**Required task**
Give the data again, word for word.

[Stored data]
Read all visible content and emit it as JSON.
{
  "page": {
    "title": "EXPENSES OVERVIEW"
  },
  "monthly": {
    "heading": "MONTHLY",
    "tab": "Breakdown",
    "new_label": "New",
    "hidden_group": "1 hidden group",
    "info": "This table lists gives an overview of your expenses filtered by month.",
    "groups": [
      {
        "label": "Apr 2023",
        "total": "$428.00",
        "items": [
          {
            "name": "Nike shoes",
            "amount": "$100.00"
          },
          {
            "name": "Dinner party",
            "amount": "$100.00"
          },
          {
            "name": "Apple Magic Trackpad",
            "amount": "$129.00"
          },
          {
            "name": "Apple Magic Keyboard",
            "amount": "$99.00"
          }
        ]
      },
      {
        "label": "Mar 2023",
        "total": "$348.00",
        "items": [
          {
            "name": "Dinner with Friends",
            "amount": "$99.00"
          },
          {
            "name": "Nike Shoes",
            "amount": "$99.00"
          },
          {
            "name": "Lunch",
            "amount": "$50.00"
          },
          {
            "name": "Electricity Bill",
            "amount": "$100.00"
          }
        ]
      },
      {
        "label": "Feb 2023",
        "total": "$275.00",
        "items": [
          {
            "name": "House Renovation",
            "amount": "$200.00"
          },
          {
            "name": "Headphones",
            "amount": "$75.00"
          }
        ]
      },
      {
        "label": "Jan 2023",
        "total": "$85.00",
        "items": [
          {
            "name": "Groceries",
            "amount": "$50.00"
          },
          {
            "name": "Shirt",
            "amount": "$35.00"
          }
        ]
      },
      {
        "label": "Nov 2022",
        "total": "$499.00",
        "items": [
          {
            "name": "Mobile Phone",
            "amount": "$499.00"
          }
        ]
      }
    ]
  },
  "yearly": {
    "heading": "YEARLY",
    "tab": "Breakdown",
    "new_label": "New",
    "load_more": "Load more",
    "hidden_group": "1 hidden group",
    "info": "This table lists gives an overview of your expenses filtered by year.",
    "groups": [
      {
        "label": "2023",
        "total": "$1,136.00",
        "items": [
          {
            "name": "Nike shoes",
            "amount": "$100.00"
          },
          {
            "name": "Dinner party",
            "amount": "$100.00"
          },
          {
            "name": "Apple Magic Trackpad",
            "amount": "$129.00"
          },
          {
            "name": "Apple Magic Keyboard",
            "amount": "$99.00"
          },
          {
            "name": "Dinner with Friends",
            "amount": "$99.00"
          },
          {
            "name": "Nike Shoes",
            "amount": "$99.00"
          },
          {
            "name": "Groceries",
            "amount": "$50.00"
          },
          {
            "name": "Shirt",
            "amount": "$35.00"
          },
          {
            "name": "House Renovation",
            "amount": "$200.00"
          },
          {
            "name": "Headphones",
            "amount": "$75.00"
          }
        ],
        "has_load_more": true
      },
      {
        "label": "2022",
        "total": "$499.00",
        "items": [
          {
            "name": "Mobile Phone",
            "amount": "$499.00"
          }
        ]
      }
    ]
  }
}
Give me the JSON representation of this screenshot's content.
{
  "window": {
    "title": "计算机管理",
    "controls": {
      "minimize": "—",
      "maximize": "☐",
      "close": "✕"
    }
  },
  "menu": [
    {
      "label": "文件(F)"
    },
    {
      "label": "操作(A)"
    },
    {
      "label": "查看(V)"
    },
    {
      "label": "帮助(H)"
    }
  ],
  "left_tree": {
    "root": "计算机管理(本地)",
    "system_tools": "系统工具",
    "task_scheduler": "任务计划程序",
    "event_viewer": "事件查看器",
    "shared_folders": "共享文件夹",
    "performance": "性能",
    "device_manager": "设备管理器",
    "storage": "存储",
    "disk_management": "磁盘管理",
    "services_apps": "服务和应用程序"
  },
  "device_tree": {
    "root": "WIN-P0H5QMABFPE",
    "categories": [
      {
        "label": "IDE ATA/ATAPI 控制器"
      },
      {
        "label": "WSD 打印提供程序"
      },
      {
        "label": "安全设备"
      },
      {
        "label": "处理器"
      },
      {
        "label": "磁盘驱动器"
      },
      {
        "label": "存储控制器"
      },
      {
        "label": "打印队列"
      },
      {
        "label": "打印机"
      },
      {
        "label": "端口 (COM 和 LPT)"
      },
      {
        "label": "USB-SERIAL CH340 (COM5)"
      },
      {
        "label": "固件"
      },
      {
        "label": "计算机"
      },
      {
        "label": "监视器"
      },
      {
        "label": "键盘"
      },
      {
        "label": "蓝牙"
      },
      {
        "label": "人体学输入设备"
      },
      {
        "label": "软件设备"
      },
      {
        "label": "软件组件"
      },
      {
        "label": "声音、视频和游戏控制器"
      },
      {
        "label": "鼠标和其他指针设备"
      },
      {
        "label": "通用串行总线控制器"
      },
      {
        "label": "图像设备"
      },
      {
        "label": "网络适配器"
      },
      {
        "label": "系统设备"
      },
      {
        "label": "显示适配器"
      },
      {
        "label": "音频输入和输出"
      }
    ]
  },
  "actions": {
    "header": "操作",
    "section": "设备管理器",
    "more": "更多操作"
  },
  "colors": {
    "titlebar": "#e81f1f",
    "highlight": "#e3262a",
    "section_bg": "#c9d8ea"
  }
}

**Task solution**
Read all visible content and emit it as JSON.
{
  "page": {
    "title": "EXPENSES OVERVIEW"
  },
  "monthly": {
    "heading": "MONTHLY",
    "tab": "Breakdown",
    "new_label": "New",
    "hidden_group": "1 hidden group",
    "info": "This table lists gives an overview of your expenses filtered by month.",
    "groups": [
      {
        "label": "Apr 2023",
        "total": "$428.00",
        "items": [
          {
            "name": "Nike shoes",
            "amount": "$100.00"
          },
          {
            "name": "Dinner party",
            "amount": "$100.00"
          },
          {
            "name": "Apple Magic Trackpad",
            "amount": "$129.00"
          },
          {
            "name": "Apple Magic Keyboard",
            "amount": "$99.00"
          }
        ]
      },
      {
        "label": "Mar 2023",
        "total": "$348.00",
        "items": [
          {
            "name": "Dinner with Friends",
            "amount": "$99.00"
          },
          {
            "name": "Nike Shoes",
            "amount": "$99.00"
          },
          {
            "name": "Lunch",
            "amount": "$50.00"
          },
          {
            "name": "Electricity Bill",
            "amount": "$100.00"
          }
        ]
      },
      {
        "label": "Feb 2023",
        "total": "$275.00",
        "items": [
          {
            "name": "House Renovation",
            "amount": "$200.00"
          },
          {
            "name": "Headphones",
            "amount": "$75.00"
          }
        ]
      },
      {
        "label": "Jan 2023",
        "total": "$85.00",
        "items": [
          {
            "name": "Groceries",
            "amount": "$50.00"
          },
          {
            "name": "Shirt",
            "amount": "$35.00"
          }
        ]
      },
      {
        "label": "Nov 2022",
        "total": "$499.00",
        "items": [
          {
            "name": "Mobile Phone",
            "amount": "$499.00"
          }
        ]
      }
    ]
  },
  "yearly": {
    "heading": "YEARLY",
    "tab": "Breakdown",
    "new_label": "New",
    "load_more": "Load more",
    "hidden_group": "1 hidden group",
    "info": "This table lists gives an overview of your expenses filtered by year.",
    "groups": [
      {
        "label": "2023",
        "total": "$1,136.00",
        "items": [
          {
            "name": "Nike shoes",
            "amount": "$100.00"
          },
          {
            "name": "Dinner party",
            "amount": "$100.00"
          },
          {
            "name": "Apple Magic Trackpad",
            "amount": "$129.00"
          },
          {
            "name": "Apple Magic Keyboard",
            "amount": "$99.00"
          },
          {
            "name": "Dinner with Friends",
            "amount": "$99.00"
          },
          {
            "name": "Nike Shoes",
            "amount": "$99.00"
          },
          {
            "name": "Groceries",
            "amount": "$50.00"
          },
          {
            "name": "Shirt",
            "amount": "$35.00"
          },
          {
            "name": "House Renovation",
            "amount": "$200.00"
          },
          {
            "name": "Headphones",
            "amount": "$75.00"
          }
        ],
        "has_load_more": true
      },
      {
        "label": "2022",
        "total": "$499.00",
        "items": [
          {
            "name": "Mobile Phone",
            "amount": "$499.00"
          }
        ]
      }
    ]
  }
}
Give me the JSON representation of this screenshot's content.
{
  "window": {
    "title": "计算机管理",
    "controls": {
      "minimize": "—",
      "maximize": "☐",
      "close": "✕"
    }
  },
  "menu": [
    {
      "label": "文件(F)"
    },
    {
      "label": "操作(A)"
    },
    {
      "label": "查看(V)"
    },
    {
      "label": "帮助(H)"
    }
  ],
  "left_tree": {
    "root": "计算机管理(本地)",
    "system_tools": "系统工具",
    "task_scheduler": "任务计划程序",
    "event_viewer": "事件查看器",
    "shared_folders": "共享文件夹",
    "performance": "性能",
    "device_manager": "设备管理器",
    "storage": "存储",
    "disk_management": "磁盘管理",
    "services_apps": "服务和应用程序"
  },
  "device_tree": {
    "root": "WIN-P0H5QMABFPE",
    "categories": [
      {
        "label": "IDE ATA/ATAPI 控制器"
      },
      {
        "label": "WSD 打印提供程序"
      },
      {
        "label": "安全设备"
      },
      {
        "label": "处理器"
      },
      {
        "label": "磁盘驱动器"
      },
      {
        "label": "存储控制器"
      },
      {
        "label": "打印队列"
      },
      {
        "label": "打印机"
      },
      {
        "label": "端口 (COM 和 LPT)"
      },
      {
        "label": "USB-SERIAL CH340 (COM5)"
      },
      {
        "label": "固件"
      },
      {
        "label": "计算机"
      },
      {
        "label": "监视器"
      },
      {
        "label": "键盘"
      },
      {
        "label": "蓝牙"
      },
      {
        "label": "人体学输入设备"
      },
      {
        "label": "软件设备"
      },
      {
        "label": "软件组件"
      },
      {
        "label": "声音、视频和游戏控制器"
      },
      {
        "label": "鼠标和其他指针设备"
      },
      {
        "label": "通用串行总线控制器"
      },
      {
        "label": "图像设备"
      },
      {
        "label": "网络适配器"
      },
      {
        "label": "系统设备"
      },
      {
        "label": "显示适配器"
      },
      {
        "label": "音频输入和输出"
      }
    ]
  },
  "actions": {
    "header": "操作",
    "section": "设备管理器",
    "more": "更多操作"
  },
  "colors": {
    "titlebar": "#e81f1f",
    "highlight": "#e3262a",
    "section_bg": "#c9d8ea"
  }
}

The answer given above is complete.